- [WORK REQUIRED]:
Restate every entry word for word.

[start]

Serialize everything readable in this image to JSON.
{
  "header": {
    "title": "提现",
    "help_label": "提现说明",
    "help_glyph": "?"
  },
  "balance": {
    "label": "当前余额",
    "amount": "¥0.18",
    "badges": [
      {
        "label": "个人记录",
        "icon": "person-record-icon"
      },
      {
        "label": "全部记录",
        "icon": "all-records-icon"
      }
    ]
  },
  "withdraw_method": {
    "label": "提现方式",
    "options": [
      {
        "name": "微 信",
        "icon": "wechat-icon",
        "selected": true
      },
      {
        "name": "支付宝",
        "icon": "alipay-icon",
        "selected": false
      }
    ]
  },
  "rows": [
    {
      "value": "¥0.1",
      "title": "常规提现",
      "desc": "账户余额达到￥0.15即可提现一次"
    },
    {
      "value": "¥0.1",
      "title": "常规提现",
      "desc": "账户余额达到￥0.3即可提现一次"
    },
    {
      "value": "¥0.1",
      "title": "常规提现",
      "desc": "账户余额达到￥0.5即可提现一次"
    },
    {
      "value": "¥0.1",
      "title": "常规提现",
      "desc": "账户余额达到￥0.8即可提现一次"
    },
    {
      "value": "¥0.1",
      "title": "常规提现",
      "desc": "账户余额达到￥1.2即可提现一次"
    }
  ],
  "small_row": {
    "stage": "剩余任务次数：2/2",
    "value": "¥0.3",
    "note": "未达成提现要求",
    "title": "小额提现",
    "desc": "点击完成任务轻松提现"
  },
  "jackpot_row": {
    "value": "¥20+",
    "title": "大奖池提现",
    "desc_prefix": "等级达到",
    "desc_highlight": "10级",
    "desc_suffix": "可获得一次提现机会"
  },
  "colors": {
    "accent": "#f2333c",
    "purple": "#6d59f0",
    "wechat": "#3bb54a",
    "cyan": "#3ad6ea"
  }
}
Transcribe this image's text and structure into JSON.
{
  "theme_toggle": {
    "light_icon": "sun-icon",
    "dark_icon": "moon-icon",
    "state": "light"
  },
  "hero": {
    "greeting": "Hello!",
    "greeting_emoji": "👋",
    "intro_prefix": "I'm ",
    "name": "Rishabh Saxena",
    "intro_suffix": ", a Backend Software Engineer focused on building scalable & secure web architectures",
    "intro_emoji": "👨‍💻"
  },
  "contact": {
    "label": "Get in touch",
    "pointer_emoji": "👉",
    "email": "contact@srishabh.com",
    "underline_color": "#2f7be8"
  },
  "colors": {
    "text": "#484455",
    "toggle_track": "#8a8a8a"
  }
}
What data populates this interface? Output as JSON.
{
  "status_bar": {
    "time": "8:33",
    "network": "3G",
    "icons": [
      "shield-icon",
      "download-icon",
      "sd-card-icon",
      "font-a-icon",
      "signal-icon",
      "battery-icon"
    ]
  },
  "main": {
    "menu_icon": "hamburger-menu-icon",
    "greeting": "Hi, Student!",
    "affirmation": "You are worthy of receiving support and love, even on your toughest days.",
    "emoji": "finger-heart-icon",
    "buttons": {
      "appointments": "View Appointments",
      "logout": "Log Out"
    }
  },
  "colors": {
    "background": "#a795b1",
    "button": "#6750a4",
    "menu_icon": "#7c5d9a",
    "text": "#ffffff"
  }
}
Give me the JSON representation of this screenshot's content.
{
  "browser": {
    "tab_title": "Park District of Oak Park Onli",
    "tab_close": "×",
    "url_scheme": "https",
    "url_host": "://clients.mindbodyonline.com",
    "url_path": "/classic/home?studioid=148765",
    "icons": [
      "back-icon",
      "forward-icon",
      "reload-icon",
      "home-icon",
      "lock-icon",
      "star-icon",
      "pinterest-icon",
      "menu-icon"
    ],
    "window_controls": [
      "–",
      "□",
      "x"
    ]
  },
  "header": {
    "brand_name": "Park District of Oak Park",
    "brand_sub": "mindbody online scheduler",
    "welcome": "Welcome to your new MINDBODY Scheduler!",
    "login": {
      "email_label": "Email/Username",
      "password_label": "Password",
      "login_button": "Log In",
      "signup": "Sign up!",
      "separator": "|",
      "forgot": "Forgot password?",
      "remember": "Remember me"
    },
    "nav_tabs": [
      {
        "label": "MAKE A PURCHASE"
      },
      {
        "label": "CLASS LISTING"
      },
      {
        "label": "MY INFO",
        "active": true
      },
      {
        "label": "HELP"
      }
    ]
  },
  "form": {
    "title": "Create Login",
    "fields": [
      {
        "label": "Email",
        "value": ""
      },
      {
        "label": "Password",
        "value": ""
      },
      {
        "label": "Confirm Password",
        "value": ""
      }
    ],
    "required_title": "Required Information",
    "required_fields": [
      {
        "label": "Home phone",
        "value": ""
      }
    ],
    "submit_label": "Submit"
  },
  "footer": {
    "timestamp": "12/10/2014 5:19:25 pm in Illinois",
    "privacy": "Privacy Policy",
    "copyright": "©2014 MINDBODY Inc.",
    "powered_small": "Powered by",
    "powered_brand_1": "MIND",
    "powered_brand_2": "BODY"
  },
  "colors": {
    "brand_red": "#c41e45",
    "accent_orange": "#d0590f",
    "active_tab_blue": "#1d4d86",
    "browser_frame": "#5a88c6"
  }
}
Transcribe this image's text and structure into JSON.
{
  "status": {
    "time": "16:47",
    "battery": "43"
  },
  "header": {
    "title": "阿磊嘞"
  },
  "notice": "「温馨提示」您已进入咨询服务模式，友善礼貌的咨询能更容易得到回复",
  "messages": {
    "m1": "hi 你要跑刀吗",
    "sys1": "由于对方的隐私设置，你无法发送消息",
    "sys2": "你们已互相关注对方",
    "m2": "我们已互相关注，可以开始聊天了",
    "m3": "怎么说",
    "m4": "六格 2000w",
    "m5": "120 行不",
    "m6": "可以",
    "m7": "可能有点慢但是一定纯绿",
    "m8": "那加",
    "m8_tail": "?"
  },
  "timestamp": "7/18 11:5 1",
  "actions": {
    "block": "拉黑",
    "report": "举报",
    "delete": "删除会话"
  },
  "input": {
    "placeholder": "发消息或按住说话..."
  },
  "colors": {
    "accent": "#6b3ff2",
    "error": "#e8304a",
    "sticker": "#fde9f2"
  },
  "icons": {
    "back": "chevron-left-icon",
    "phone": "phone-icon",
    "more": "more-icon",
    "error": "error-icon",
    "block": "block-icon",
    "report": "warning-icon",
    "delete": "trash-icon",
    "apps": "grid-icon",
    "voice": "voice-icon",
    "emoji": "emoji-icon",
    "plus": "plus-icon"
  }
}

[end]

- [SOLUTION]:
Serialize everything readable in this image to JSON.
{
  "header": {
    "title": "提现",
    "help_label": "提现说明",
    "help_glyph": "?"
  },
  "balance": {
    "label": "当前余额",
    "amount": "¥0.18",
    "badges": [
      {
        "label": "个人记录",
        "icon": "person-record-icon"
      },
      {
        "label": "全部记录",
        "icon": "all-records-icon"
      }
    ]
  },
  "withdraw_method": {
    "label": "提现方式",
    "options": [
      {
        "name": "微 信",
        "icon": "wechat-icon",
        "selected": true
      },
      {
        "name": "支付宝",
        "icon": "alipay-icon",
        "selected": false
      }
    ]
  },
  "rows": [
    {
      "value": "¥0.1",
      "title": "常规提现",
      "desc": "账户余额达到￥0.15即可提现一次"
    },
    {
      "value": "¥0.1",
      "title": "常规提现",
      "desc": "账户余额达到￥0.3即可提现一次"
    },
    {
      "value": "¥0.1",
      "title": "常规提现",
      "desc": "账户余额达到￥0.5即可提现一次"
    },
    {
      "value": "¥0.1",
      "title": "常规提现",
      "desc": "账户余额达到￥0.8即可提现一次"
    },
    {
      "value": "¥0.1",
      "title": "常规提现",
      "desc": "账户余额达到￥1.2即可提现一次"
    }
  ],
  "small_row": {
    "stage": "剩余任务次数：2/2",
    "value": "¥0.3",
    "note": "未达成提现要求",
    "title": "小额提现",
    "desc": "点击完成任务轻松提现"
  },
  "jackpot_row": {
    "value": "¥20+",
    "title": "大奖池提现",
    "desc_prefix": "等级达到",
    "desc_highlight": "10级",
    "desc_suffix": "可获得一次提现机会"
  },
  "colors": {
    "accent": "#f2333c",
    "purple": "#6d59f0",
    "wechat": "#3bb54a",
    "cyan": "#3ad6ea"
  }
}
Transcribe this image's text and structure into JSON.
{
  "theme_toggle": {
    "light_icon": "sun-icon",
    "dark_icon": "moon-icon",
    "state": "light"
  },
  "hero": {
    "greeting": "Hello!",
    "greeting_emoji": "👋",
    "intro_prefix": "I'm ",
    "name": "Rishabh Saxena",
    "intro_suffix": ", a Backend Software Engineer focused on building scalable & secure web architectures",
    "intro_emoji": "👨‍💻"
  },
  "contact": {
    "label": "Get in touch",
    "pointer_emoji": "👉",
    "email": "contact@srishabh.com",
    "underline_color": "#2f7be8"
  },
  "colors": {
    "text": "#484455",
    "toggle_track": "#8a8a8a"
  }
}
What data populates this interface? Output as JSON.
{
  "status_bar": {
    "time": "8:33",
    "network": "3G",
    "icons": [
      "shield-icon",
      "download-icon",
      "sd-card-icon",
      "font-a-icon",
      "signal-icon",
      "battery-icon"
    ]
  },
  "main": {
    "menu_icon": "hamburger-menu-icon",
    "greeting": "Hi, Student!",
    "affirmation": "You are worthy of receiving support and love, even on your toughest days.",
    "emoji": "finger-heart-icon",
    "buttons": {
      "appointments": "View Appointments",
      "logout": "Log Out"
    }
  },
  "colors": {
    "background": "#a795b1",
    "button": "#6750a4",
    "menu_icon": "#7c5d9a",
    "text": "#ffffff"
  }
}
Give me the JSON representation of this screenshot's content.
{
  "browser": {
    "tab_title": "Park District of Oak Park Onli",
    "tab_close": "×",
    "url_scheme": "https",
    "url_host": "://clients.mindbodyonline.com",
    "url_path": "/classic/home?studioid=148765",
    "icons": [
      "back-icon",
      "forward-icon",
      "reload-icon",
      "home-icon",
      "lock-icon",
      "star-icon",
      "pinterest-icon",
      "menu-icon"
    ],
    "window_controls": [
      "–",
      "□",
      "x"
    ]
  },
  "header": {
    "brand_name": "Park District of Oak Park",
    "brand_sub": "mindbody online scheduler",
    "welcome": "Welcome to your new MINDBODY Scheduler!",
    "login": {
      "email_label": "Email/Username",
      "password_label": "Password",
      "login_button": "Log In",
      "signup": "Sign up!",
      "separator": "|",
      "forgot": "Forgot password?",
      "remember": "Remember me"
    },
    "nav_tabs": [
      {
        "label": "MAKE A PURCHASE"
      },
      {
        "label": "CLASS LISTING"
      },
      {
        "label": "MY INFO",
        "active": true
      },
      {
        "label": "HELP"
      }
    ]
  },
  "form": {
    "title": "Create Login",
    "fields": [
      {
        "label": "Email",
        "value": ""
      },
      {
        "label": "Password",
        "value": ""
      },
      {
        "label": "Confirm Password",
        "value": ""
      }
    ],
    "required_title": "Required Information",
    "required_fields": [
      {
        "label": "Home phone",
        "value": ""
      }
    ],
    "submit_label": "Submit"
  },
  "footer": {
    "timestamp": "12/10/2014 5:19:25 pm in Illinois",
    "privacy": "Privacy Policy",
    "copyright": "©2014 MINDBODY Inc.",
    "powered_small": "Powered by",
    "powered_brand_1": "MIND",
    "powered_brand_2": "BODY"
  },
  "colors": {
    "brand_red": "#c41e45",
    "accent_orange": "#d0590f",
    "active_tab_blue": "#1d4d86",
    "browser_frame": "#5a88c6"
  }
}
Transcribe this image's text and structure into JSON.
{
  "status": {
    "time": "16:47",
    "battery": "43"
  },
  "header": {
    "title": "阿磊嘞"
  },
  "notice": "「温馨提示」您已进入咨询服务模式，友善礼貌的咨询能更容易得到回复",
  "messages": {
    "m1": "hi 你要跑刀吗",
    "sys1": "由于对方的隐私设置，你无法发送消息",
    "sys2": "你们已互相关注对方",
    "m2": "我们已互相关注，可以开始聊天了",
    "m3": "怎么说",
    "m4": "六格 2000w",
    "m5": "120 行不",
    "m6": "可以",
    "m7": "可能有点慢但是一定纯绿",
    "m8": "那加",
    "m8_tail": "?"
  },
  "timestamp": "7/18 11:5 1",
  "actions": {
    "block": "拉黑",
    "report": "举报",
    "delete": "删除会话"
  },
  "input": {
    "placeholder": "发消息或按住说话..."
  },
  "colors": {
    "accent": "#6b3ff2",
    "error": "#e8304a",
    "sticker": "#fde9f2"
  },
  "icons": {
    "back": "chevron-left-icon",
    "phone": "phone-icon",
    "more": "more-icon",
    "error": "error-icon",
    "block": "block-icon",
    "report": "warning-icon",
    "delete": "trash-icon",
    "apps": "grid-icon",
    "voice": "voice-icon",
    "emoji": "emoji-icon",
    "plus": "plus-icon"
  }
}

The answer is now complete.